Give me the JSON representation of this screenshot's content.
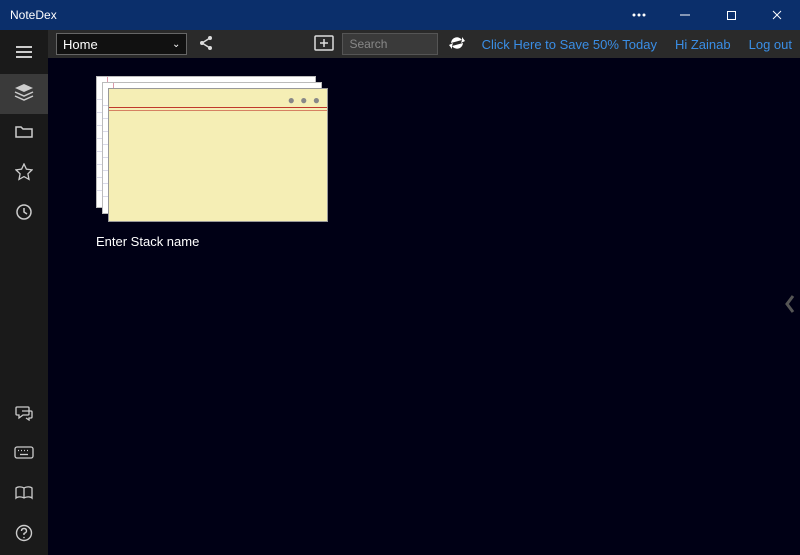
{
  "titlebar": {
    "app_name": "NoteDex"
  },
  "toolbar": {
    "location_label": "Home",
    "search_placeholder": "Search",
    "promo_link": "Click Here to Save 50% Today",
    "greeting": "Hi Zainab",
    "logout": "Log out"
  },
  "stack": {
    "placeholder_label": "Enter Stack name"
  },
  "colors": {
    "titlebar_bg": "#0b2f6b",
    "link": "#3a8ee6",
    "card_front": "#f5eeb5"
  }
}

....

Leave out the pictures and transcribe everything else exactly.

-- Solution to this task --
Give me the JSON representation of this screenshot's content.
{
  "titlebar": {
    "app_name": "NoteDex"
  },
  "toolbar": {
    "location_label": "Home",
    "search_placeholder": "Search",
    "promo_link": "Click Here to Save 50% Today",
    "greeting": "Hi Zainab",
    "logout": "Log out"
  },
  "stack": {
    "placeholder_label": "Enter Stack name"
  },
  "colors": {
    "titlebar_bg": "#0b2f6b",
    "link": "#3a8ee6",
    "card_front": "#f5eeb5"
  }
}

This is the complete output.